● Task brief: Give the entries back exactly, dropping each image.

Dataset listings of figures

>>>

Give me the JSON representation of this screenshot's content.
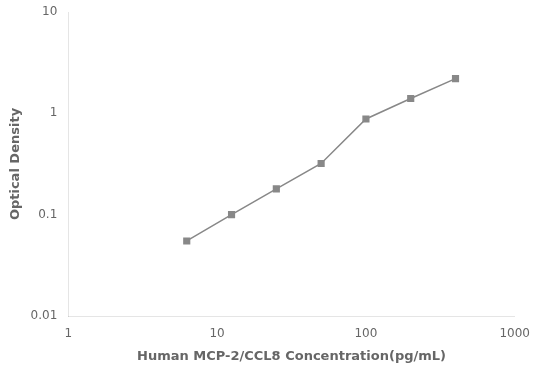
{
  "chart_data": {
    "type": "line",
    "x": [
      6.25,
      12.5,
      25,
      50,
      100,
      200,
      400
    ],
    "values": [
      0.055,
      0.1,
      0.18,
      0.32,
      0.88,
      1.4,
      2.2
    ],
    "xlabel": "Human MCP-2/CCL8 Concentration(pg/mL)",
    "ylabel": "Optical Density",
    "xlim": [
      1,
      1000
    ],
    "ylim": [
      0.01,
      10
    ],
    "xticks": [
      1,
      10,
      100,
      1000
    ],
    "yticks": [
      0.01,
      0.1,
      1,
      10
    ],
    "log": true,
    "grid": false,
    "color": "#888888",
    "marker": "square",
    "line_style": "solid"
  }
}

<<<

● Response to the exercise:
Give me the JSON representation of this screenshot's content.
{
  "chart_data": {
    "type": "line",
    "x": [
      6.25,
      12.5,
      25,
      50,
      100,
      200,
      400
    ],
    "values": [
      0.055,
      0.1,
      0.18,
      0.32,
      0.88,
      1.4,
      2.2
    ],
    "xlabel": "Human MCP-2/CCL8 Concentration(pg/mL)",
    "ylabel": "Optical Density",
    "xlim": [
      1,
      1000
    ],
    "ylim": [
      0.01,
      10
    ],
    "xticks": [
      1,
      10,
      100,
      1000
    ],
    "yticks": [
      0.01,
      0.1,
      1,
      10
    ],
    "log": true,
    "grid": false,
    "color": "#888888",
    "marker": "square",
    "line_style": "solid"
  }
}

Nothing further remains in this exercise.